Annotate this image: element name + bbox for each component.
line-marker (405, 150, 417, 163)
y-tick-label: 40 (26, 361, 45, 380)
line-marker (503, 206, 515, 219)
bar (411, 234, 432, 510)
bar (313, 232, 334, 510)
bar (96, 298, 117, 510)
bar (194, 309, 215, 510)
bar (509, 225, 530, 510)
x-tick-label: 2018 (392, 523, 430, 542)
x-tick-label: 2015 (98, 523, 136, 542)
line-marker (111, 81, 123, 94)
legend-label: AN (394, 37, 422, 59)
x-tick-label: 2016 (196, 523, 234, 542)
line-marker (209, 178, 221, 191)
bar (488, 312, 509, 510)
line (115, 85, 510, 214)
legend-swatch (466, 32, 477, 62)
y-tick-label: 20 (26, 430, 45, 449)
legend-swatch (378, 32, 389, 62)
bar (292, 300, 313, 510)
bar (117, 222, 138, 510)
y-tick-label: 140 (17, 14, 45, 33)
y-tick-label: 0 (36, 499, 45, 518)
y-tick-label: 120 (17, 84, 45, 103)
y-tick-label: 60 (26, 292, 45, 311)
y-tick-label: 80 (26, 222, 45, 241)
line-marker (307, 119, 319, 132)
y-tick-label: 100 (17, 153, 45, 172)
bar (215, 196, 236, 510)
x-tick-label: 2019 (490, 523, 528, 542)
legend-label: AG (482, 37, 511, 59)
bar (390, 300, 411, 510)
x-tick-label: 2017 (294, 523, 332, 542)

........

**Exercise**
Extract every line from the start of the records down to the line containing "legend-swatch (466, 32, 477, 62)", including both ends, and copy them unchanged.

**Task solution**
Annotate this image: element name + bbox for each component.
line-marker (405, 150, 417, 163)
y-tick-label: 40 (26, 361, 45, 380)
line-marker (503, 206, 515, 219)
bar (411, 234, 432, 510)
bar (313, 232, 334, 510)
bar (96, 298, 117, 510)
bar (194, 309, 215, 510)
bar (509, 225, 530, 510)
x-tick-label: 2018 (392, 523, 430, 542)
x-tick-label: 2015 (98, 523, 136, 542)
line-marker (111, 81, 123, 94)
legend-label: AN (394, 37, 422, 59)
x-tick-label: 2016 (196, 523, 234, 542)
line-marker (209, 178, 221, 191)
bar (488, 312, 509, 510)
line (115, 85, 510, 214)
legend-swatch (466, 32, 477, 62)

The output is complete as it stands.